Problem requirements.
Gather all lines with the word "structured" in them.

(Dataset rows)
═══
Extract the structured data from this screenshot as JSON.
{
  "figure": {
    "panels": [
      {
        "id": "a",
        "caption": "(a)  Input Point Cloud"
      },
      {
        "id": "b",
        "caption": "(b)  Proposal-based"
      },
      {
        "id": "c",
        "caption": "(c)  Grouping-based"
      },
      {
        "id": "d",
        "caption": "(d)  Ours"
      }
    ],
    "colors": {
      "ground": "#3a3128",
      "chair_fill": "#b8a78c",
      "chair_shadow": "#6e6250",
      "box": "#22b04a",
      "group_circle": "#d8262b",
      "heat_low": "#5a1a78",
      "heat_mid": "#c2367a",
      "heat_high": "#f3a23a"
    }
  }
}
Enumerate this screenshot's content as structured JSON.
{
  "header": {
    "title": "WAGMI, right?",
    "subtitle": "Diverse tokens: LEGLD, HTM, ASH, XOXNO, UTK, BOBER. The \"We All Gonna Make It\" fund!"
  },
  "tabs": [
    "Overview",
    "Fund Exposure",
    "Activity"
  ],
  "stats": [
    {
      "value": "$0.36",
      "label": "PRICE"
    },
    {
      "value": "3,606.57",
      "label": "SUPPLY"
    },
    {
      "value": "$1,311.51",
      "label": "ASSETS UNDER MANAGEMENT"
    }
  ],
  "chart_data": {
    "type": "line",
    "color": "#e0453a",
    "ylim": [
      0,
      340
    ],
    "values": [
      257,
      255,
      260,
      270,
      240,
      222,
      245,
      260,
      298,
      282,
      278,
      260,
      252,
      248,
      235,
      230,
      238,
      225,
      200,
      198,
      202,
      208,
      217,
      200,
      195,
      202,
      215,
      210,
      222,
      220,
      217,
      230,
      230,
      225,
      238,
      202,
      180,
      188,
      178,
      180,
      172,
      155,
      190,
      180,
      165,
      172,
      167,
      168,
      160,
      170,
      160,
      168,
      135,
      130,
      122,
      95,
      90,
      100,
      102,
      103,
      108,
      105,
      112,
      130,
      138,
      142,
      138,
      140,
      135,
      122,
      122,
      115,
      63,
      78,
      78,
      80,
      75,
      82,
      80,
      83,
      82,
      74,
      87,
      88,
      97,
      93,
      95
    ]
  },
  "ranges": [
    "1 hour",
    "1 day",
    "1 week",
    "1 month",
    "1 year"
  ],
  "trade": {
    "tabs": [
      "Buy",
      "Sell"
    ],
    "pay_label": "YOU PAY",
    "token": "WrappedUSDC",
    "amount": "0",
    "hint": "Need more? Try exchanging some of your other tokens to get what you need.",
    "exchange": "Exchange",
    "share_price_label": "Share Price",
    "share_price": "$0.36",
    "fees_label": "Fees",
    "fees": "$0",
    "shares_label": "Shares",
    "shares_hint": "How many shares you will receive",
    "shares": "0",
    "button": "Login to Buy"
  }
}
═══
Complete answer.
Extract the structured data from this screenshot as JSON.
Enumerate this screenshot's content as structured JSON.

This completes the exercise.